Return the entries below in their exact form, leaving the pictures out.

Dataset entries:
* BEGIN *

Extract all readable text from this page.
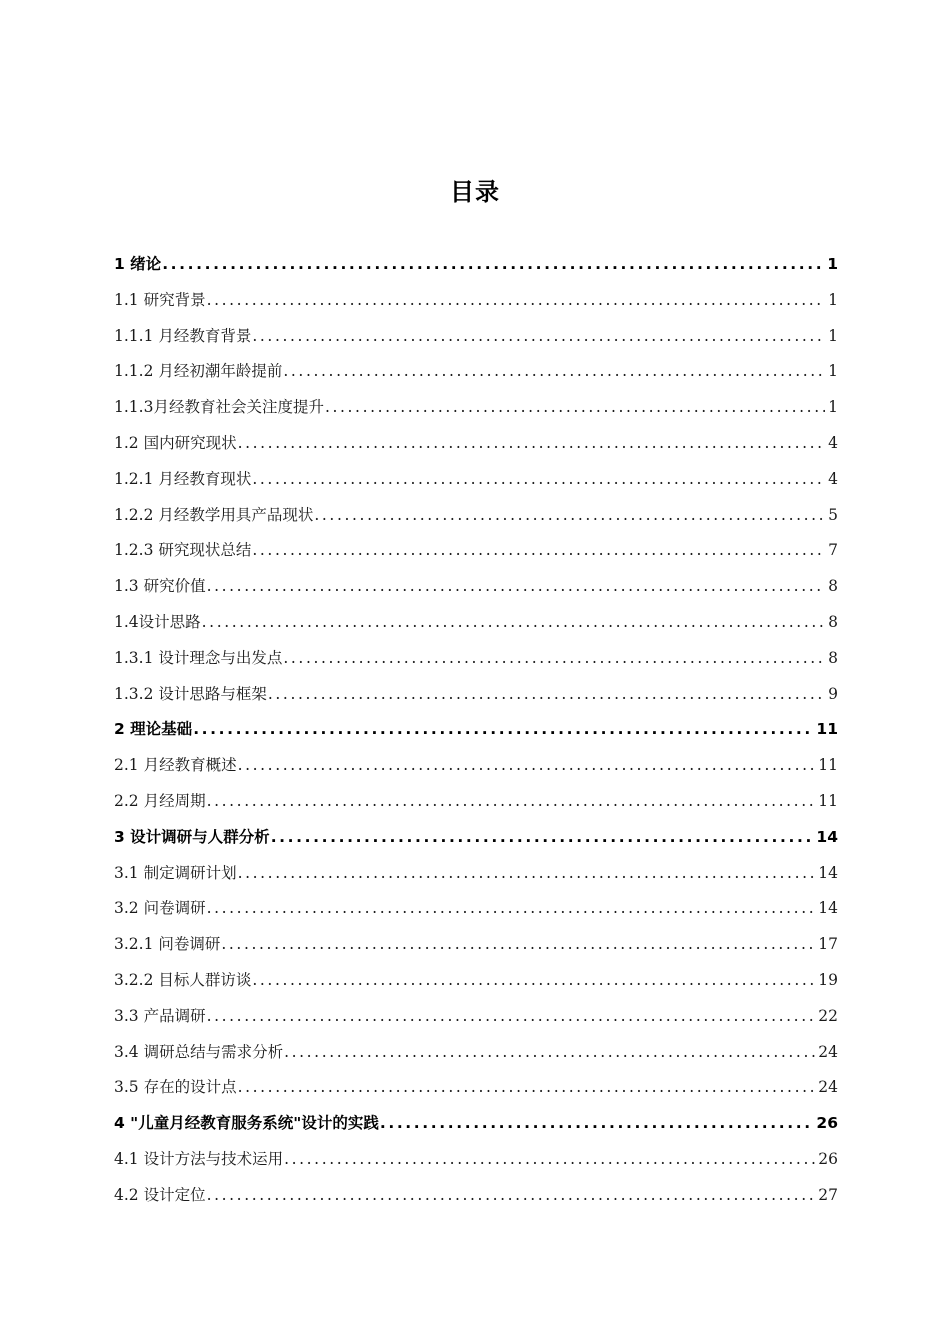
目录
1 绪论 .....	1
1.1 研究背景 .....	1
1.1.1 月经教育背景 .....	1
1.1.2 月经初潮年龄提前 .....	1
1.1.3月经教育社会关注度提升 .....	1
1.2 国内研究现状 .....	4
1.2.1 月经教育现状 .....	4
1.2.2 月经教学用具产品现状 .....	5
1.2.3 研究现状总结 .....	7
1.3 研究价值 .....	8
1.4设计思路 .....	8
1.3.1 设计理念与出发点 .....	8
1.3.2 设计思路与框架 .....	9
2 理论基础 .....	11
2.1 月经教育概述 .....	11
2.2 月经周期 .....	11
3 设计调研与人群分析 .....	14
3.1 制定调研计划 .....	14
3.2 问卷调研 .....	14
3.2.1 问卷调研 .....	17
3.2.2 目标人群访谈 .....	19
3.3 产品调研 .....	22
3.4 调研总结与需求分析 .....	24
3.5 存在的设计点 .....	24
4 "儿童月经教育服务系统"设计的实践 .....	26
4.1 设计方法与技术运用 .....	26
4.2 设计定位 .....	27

* END *

▶ **REPLY**:
Extract all readable text from this page.
目录
1 绪论 .....	1
1.1 研究背景 .....	1
1.1.1 月经教育背景 .....	1
1.1.2 月经初潮年龄提前 .....	1
1.1.3月经教育社会关注度提升 .....	1
1.2 国内研究现状 .....	4
1.2.1 月经教育现状 .....	4
1.2.2 月经教学用具产品现状 .....	5
1.2.3 研究现状总结 .....	7
1.3 研究价值 .....	8
1.4设计思路 .....	8
1.3.1 设计理念与出发点 .....	8
1.3.2 设计思路与框架 .....	9
2 理论基础 .....	11
2.1 月经教育概述 .....	11
2.2 月经周期 .....	11
3 设计调研与人群分析 .....	14
3.1 制定调研计划 .....	14
3.2 问卷调研 .....	14
3.2.1 问卷调研 .....	17
3.2.2 目标人群访谈 .....	19
3.3 产品调研 .....	22
3.4 调研总结与需求分析 .....	24
3.5 存在的设计点 .....	24
4 "儿童月经教育服务系统"设计的实践 .....	26
4.1 设计方法与技术运用 .....	26
4.2 设计定位 .....	27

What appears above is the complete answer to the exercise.